The current research draws upon all the above and
relates ArchiMate to ISA-95, by exploring its current
modelling capabilities for smart manufacturing.
6 CONCLUSIONS
With the introduction of smart manufacturing (or
Industry 4.0), IT and operations technology
increasingly intertwine. For large manufacturers, this
means increasing digitization of the shop floor and,
consequently, the need to control the information
flowing from the physical domain and to manage
changes from a multidisciplinary (IT and OT)
perspective. This is where EA helps, but existing EA
Towards an Integrated Architecture Model of Smart Manufacturing Enterprises
69
frameworks and languages were not designed with
this type of requirements in mind.
This research provides EA modelling support for
smart manufacturing companies. Based on the ISA-
95 standard for the integration of enterprise systems
and control systems in the manufacturing industry
(International Society of Automation, 2010a,
International Society of Automation, 2010b), this
research has presented an analysis of ArchiMate 3.0
(The Open Group, 2016) in terms of its coverage of
the manufacturing domain. The results of the analysis
lead to the following answers to the research
questions formulated in in the introduction:
RQ1: Since ISA-95 was written on a different
abstraction level than ArchiMate, not all of its
concepts may be of architectural nature. To determine
which concepts are architectural, the ISA-95 concepts
were normalized using the criteria used to determine
which concepts should be part of the ArchiMate
language (Lankhorst et al., 2010). The normalization
revealed that only 66% of ISA-95 concepts qualify as
such. Given the set of architectural concepts
identified, a mapping was made of each architectural
ISA-95 concept to ArchiMate 3.0. To be able to
express the EA of any smart manufacturer,
ArchiMate should be able to express each
architectural ISA-95 concept. The mapping analysis
revealed that, while 12% of concepts can be mapped
one-to-one, construct overload or deficit (Wand and
Weber, 2002) occurs in 75% of cases. Solving these
issues requires the use of modelling patterns based on
either indirect relationships or on new constructs.
RQ2: When a concept from the manufacturing
domain cannot be mapped to ArchiMate, this will
invariably cause issues when attempting to model the
architecture of a manufacturing enterprise. Thus, this
second question asks for a solution to the mapping
difficulties uncovered as part of the mapping analysis.
For each identified issue, a pattern has been
proposed that resolves the problem by using some
combination of ArchiMate concepts to express the
intended meaning of the ISA-95 concept, and/or by
introducing some new constructs if ArchiMate’s
meta-model does not have sufficient expressive
power. The following concepts are introduced:
Concept Parameter and Relationship Parameter.
These concepts describe information about a
concept (e.g. a steel coil) or relationship (e.g., an
item on a bill of materials) respectively.
An aggregation relationship between Material
and Business Object is proposed to enable the
modelling of an explicit bill of materials.
A realization relationship between Business
Object and Business Actor, Business Role,
Material, Equipment and Facility will allow for
both the current physical and informational state
of a physical object to be modeled.
The proposed modelling patterns enhance
ArchiMate 3.0’s coverage of ISA-95 architectural
concepts from 12% to 92%, and were validated as
part of a case study. They proved useful in modelling
part of the production process at a steel manufacturer.
The models could also effectively be used to perform
two common analysis use-cases: impact analysis and
operational excellence analysis.
Note that the proposed modelling patterns are
applicable to ArchiMate only. Furthermore, the
patterns should be further validated by testing them in
more cases, also covering discrete and continuous
processes, since SteelCorp is a batch process.

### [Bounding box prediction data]
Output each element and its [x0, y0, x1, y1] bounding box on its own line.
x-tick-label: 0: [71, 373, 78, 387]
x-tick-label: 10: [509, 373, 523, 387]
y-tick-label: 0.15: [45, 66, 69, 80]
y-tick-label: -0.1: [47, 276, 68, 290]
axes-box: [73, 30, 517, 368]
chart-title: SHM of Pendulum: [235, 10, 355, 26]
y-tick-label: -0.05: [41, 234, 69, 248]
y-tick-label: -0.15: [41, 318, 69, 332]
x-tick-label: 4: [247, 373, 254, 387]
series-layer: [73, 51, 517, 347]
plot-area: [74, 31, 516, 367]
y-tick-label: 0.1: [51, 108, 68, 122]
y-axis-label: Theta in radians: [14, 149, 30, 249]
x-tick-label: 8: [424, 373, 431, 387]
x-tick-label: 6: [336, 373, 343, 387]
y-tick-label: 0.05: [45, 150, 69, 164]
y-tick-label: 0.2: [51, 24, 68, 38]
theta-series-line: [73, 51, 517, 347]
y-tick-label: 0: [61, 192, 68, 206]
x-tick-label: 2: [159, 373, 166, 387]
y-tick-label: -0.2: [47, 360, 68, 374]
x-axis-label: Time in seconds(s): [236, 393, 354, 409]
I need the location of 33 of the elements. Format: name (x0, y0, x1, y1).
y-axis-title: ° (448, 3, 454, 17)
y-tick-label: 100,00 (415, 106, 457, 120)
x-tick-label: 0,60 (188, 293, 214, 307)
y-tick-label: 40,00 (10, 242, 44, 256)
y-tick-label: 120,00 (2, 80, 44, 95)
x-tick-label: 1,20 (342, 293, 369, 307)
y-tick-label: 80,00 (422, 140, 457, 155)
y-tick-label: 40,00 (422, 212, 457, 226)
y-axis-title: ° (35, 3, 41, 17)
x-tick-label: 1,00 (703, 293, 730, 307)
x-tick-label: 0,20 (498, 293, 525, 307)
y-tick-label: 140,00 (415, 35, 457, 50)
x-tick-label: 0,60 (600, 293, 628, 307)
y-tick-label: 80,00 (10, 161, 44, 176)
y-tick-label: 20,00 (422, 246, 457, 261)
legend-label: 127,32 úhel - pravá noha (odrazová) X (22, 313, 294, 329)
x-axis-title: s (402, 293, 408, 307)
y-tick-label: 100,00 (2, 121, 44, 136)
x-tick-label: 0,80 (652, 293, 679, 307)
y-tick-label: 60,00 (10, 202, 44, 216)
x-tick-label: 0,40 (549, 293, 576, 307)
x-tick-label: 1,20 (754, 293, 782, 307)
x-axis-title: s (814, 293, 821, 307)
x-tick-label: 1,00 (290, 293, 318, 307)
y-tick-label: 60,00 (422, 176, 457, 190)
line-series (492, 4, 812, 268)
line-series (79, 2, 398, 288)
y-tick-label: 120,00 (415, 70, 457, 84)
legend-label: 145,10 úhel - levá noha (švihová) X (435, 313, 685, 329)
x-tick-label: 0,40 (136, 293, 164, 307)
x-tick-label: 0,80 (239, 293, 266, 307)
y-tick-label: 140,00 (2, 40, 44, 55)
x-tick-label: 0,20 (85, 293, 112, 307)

### [Instructions to follow]
According to the text on smart manufacturing, why were the ISA-95 concepts normalized before being mapped to ArchiMate 3.0? Answer in one to three sentences. Answer using only the text.

### [Result]
ISA-95 was written on a different abstraction level than ArchiMate, so not all of its concepts may be architectural in nature. The normalization applied the criteria used to decide which concepts belong in the ArchiMate language, in order to determine which ISA-95 concepts are architectural.